## Source material
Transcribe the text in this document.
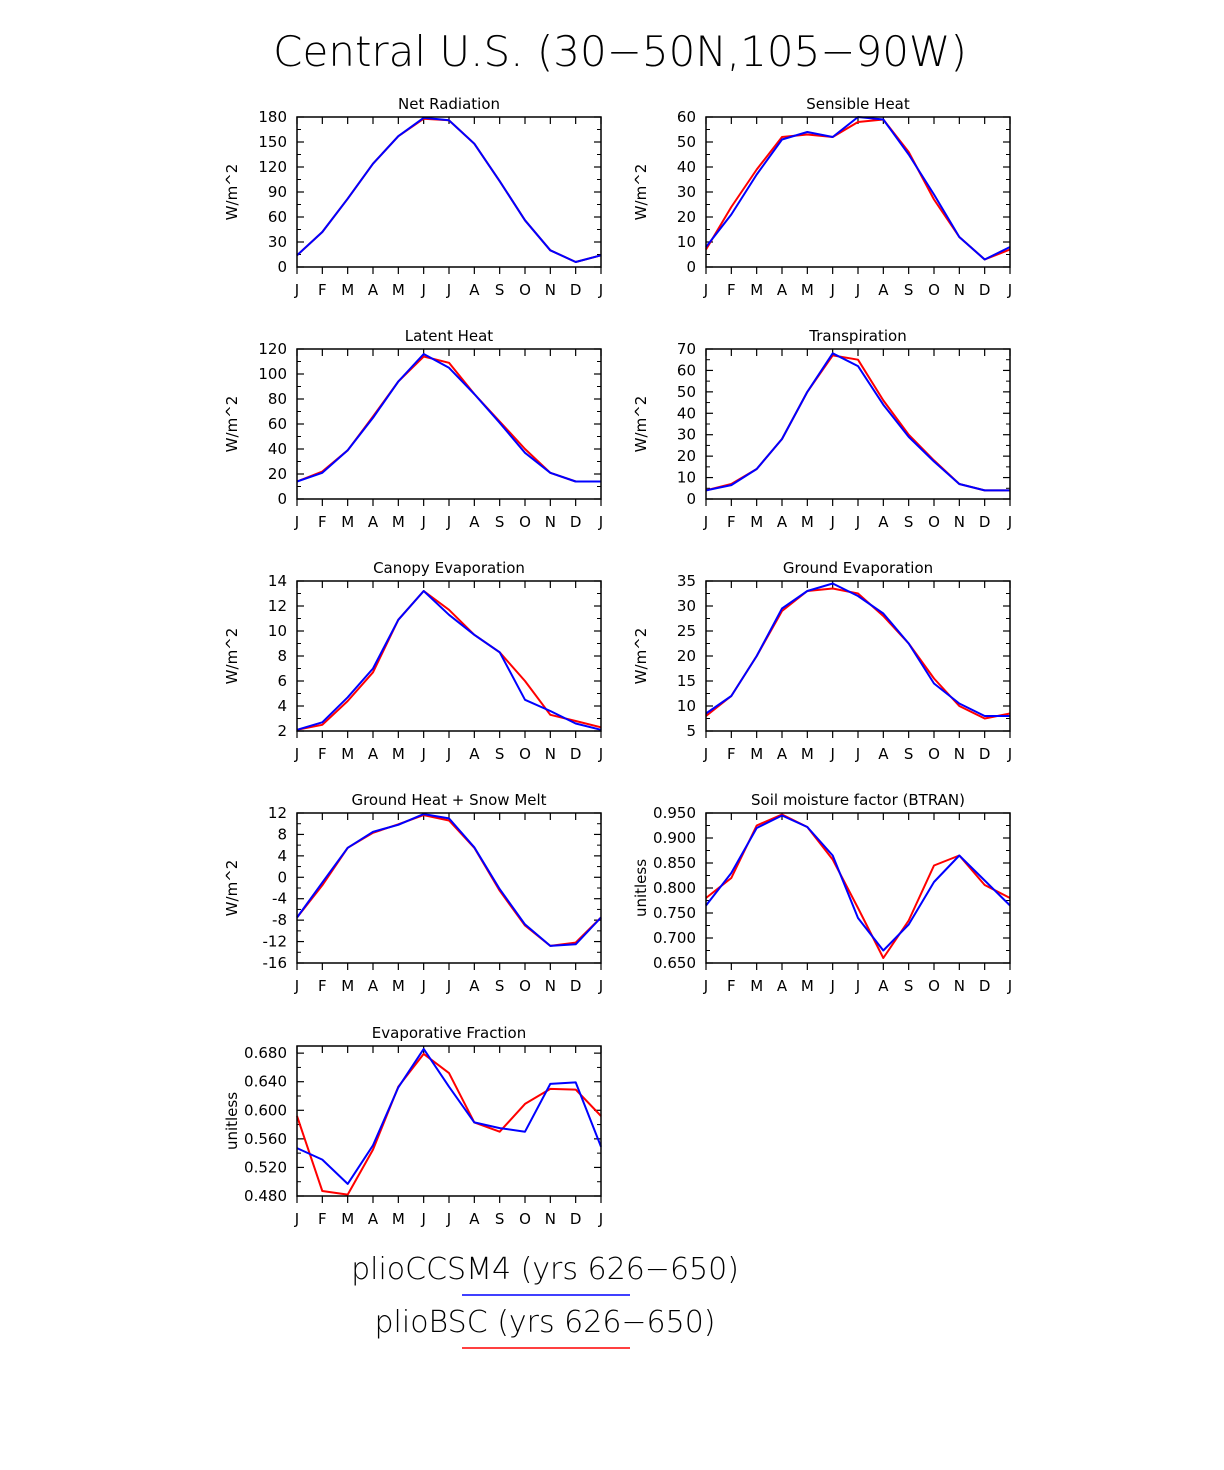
Central U.S. (30−50N,105−90W)
Net Radiation
W/m^2
0
30
60
90
120
150
180
J F M A M J J A S O N D J
Sensible Heat
W/m^2
0
10
20
30
40
50
60
J F M A M J J A S O N D J
Latent Heat
W/m^2
0
20
40
60
80
100
120
J F M A M J J A S O N D J
Transpiration
W/m^2
0
10
20
30
40
50
60
70
J F M A M J J A S O N D J
Canopy Evaporation
W/m^2
2
4
6
8
10
12
14
J F M A M J J A S O N D J
Ground Evaporation
W/m^2
5
10
15
20
25
30
35
J F M A M J J A S O N D J
Ground Heat + Snow Melt
W/m^2
-16
-12
-8
-4
0
4
8
12
J F M A M J J A S O N D J
Soil moisture factor (BTRAN)
unitless
0.650
0.700
0.750
0.800
0.850
0.900
0.950
J F M A M J J A S O N D J
Evaporative Fraction
unitless
0.480
0.520
0.560
0.600
0.640
0.680
J F M A M J J A S O N D J
plioCCSM4 (yrs 626−650)
plioBSC (yrs 626−650)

## To do
Every line is to be duplicated exactly, though pictures stay out.

## Full solution
Transcribe the text in this document.
Central U.S. (30−50N,105−90W)
Net Radiation
W/m^2
0
30
60
90
120
150
180
J F M A M J J A S O N D J
Sensible Heat
W/m^2
0
10
20
30
40
50
60
J F M A M J J A S O N D J
Latent Heat
W/m^2
0
20
40
60
80
100
120
J F M A M J J A S O N D J
Transpiration
W/m^2
0
10
20
30
40
50
60
70
J F M A M J J A S O N D J
Canopy Evaporation
W/m^2
2
4
6
8
10
12
14
J F M A M J J A S O N D J
Ground Evaporation
W/m^2
5
10
15
20
25
30
35
J F M A M J J A S O N D J
Ground Heat + Snow Melt
W/m^2
-16
-12
-8
-4
0
4
8
12
J F M A M J J A S O N D J
Soil moisture factor (BTRAN)
unitless
0.650
0.700
0.750
0.800
0.850
0.900
0.950
J F M A M J J A S O N D J
Evaporative Fraction
unitless
0.480
0.520
0.560
0.600
0.640
0.680
J F M A M J J A S O N D J
plioCCSM4 (yrs 626−650)
plioBSC (yrs 626−650)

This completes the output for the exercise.